begin Records to use

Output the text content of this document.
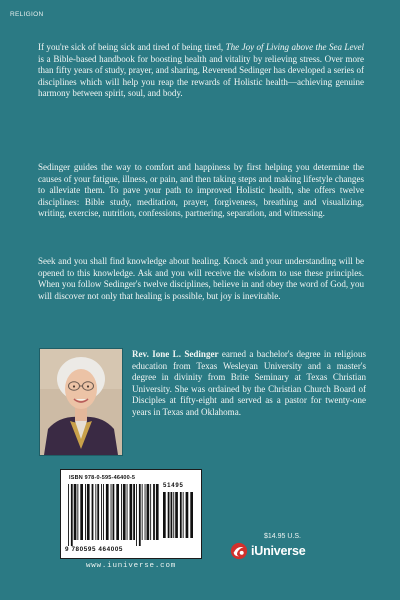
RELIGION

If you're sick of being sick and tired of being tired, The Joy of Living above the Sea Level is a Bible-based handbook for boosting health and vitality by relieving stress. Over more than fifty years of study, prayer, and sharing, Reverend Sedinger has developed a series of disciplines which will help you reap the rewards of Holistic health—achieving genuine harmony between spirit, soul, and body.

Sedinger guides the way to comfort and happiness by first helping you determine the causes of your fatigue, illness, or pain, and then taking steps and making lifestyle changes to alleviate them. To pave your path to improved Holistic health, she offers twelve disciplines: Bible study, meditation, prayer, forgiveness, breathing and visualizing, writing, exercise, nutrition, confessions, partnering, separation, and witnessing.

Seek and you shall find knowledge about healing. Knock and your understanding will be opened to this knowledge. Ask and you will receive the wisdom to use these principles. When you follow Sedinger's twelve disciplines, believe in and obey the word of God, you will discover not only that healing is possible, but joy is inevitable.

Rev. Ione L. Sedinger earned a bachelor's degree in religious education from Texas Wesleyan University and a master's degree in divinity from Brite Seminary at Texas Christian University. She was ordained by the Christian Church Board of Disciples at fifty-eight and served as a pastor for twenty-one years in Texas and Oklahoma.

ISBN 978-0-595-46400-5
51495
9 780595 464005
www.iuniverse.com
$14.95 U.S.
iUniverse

end Records to use

§ **Objective**: Each entry gets copied exactly; the pictures stay out.

§ **The completed task**:
Output the text content of this document.
RELIGION

If you're sick of being sick and tired of being tired, The Joy of Living above the Sea Level is a Bible-based handbook for boosting health and vitality by relieving stress. Over more than fifty years of study, prayer, and sharing, Reverend Sedinger has developed a series of disciplines which will help you reap the rewards of Holistic health—achieving genuine harmony between spirit, soul, and body.

Sedinger guides the way to comfort and happiness by first helping you determine the causes of your fatigue, illness, or pain, and then taking steps and making lifestyle changes to alleviate them. To pave your path to improved Holistic health, she offers twelve disciplines: Bible study, meditation, prayer, forgiveness, breathing and visualizing, writing, exercise, nutrition, confessions, partnering, separation, and witnessing.

Seek and you shall find knowledge about healing. Knock and your understanding will be opened to this knowledge. Ask and you will receive the wisdom to use these principles. When you follow Sedinger's twelve disciplines, believe in and obey the word of God, you will discover not only that healing is possible, but joy is inevitable.

Rev. Ione L. Sedinger earned a bachelor's degree in religious education from Texas Wesleyan University and a master's degree in divinity from Brite Seminary at Texas Christian University. She was ordained by the Christian Church Board of Disciples at fifty-eight and served as a pastor for twenty-one years in Texas and Oklahoma.

ISBN 978-0-595-46400-5
51495
9 780595 464005
www.iuniverse.com
$14.95 U.S.
iUniverse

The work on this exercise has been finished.